◆ REQUIREMENT:
Check every line in the records below for the word "text" and report how many have it, nothing more.

◆ DATA SECTION:
------------
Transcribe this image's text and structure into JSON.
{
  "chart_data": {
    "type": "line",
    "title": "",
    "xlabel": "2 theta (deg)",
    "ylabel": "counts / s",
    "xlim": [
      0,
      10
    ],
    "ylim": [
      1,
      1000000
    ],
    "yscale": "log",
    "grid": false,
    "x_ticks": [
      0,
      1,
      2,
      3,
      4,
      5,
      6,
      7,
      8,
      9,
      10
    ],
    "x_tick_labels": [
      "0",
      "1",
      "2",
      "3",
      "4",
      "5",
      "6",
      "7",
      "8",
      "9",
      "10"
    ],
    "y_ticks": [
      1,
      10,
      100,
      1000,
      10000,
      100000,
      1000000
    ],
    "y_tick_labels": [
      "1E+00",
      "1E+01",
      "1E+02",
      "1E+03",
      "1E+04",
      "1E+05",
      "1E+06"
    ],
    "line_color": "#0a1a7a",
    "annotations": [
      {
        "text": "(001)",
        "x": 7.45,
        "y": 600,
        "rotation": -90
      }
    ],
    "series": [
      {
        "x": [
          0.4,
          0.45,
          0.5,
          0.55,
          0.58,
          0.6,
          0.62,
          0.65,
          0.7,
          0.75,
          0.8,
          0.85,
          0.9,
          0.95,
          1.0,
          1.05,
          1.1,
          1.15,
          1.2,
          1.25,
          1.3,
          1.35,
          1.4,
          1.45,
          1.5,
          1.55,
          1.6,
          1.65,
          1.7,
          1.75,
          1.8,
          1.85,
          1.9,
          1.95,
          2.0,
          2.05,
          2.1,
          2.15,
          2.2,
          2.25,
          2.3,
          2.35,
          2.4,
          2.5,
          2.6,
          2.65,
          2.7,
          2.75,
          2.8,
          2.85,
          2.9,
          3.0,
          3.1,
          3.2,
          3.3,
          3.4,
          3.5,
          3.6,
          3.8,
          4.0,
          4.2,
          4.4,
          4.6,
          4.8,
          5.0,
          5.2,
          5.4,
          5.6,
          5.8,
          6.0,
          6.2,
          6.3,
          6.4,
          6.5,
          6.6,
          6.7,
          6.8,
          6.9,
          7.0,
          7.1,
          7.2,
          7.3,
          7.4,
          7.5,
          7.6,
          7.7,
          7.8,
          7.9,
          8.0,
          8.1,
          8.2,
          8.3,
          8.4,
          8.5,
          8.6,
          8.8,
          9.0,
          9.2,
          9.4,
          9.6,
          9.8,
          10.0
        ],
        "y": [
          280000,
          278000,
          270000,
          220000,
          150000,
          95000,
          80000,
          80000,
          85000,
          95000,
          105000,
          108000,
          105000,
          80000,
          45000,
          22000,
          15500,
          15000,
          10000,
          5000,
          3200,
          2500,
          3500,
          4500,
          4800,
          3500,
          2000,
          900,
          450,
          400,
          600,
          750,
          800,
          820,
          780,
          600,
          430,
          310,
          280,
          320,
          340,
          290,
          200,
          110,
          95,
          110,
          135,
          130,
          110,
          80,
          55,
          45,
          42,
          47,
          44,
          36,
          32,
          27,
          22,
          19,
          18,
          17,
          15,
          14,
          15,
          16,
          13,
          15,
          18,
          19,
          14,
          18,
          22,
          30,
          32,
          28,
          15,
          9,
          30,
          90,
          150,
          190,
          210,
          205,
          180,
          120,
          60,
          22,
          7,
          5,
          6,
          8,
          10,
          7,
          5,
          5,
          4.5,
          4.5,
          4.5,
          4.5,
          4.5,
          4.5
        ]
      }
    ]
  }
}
------------
◆ SOLUTION TO THIS EXERCISE:
2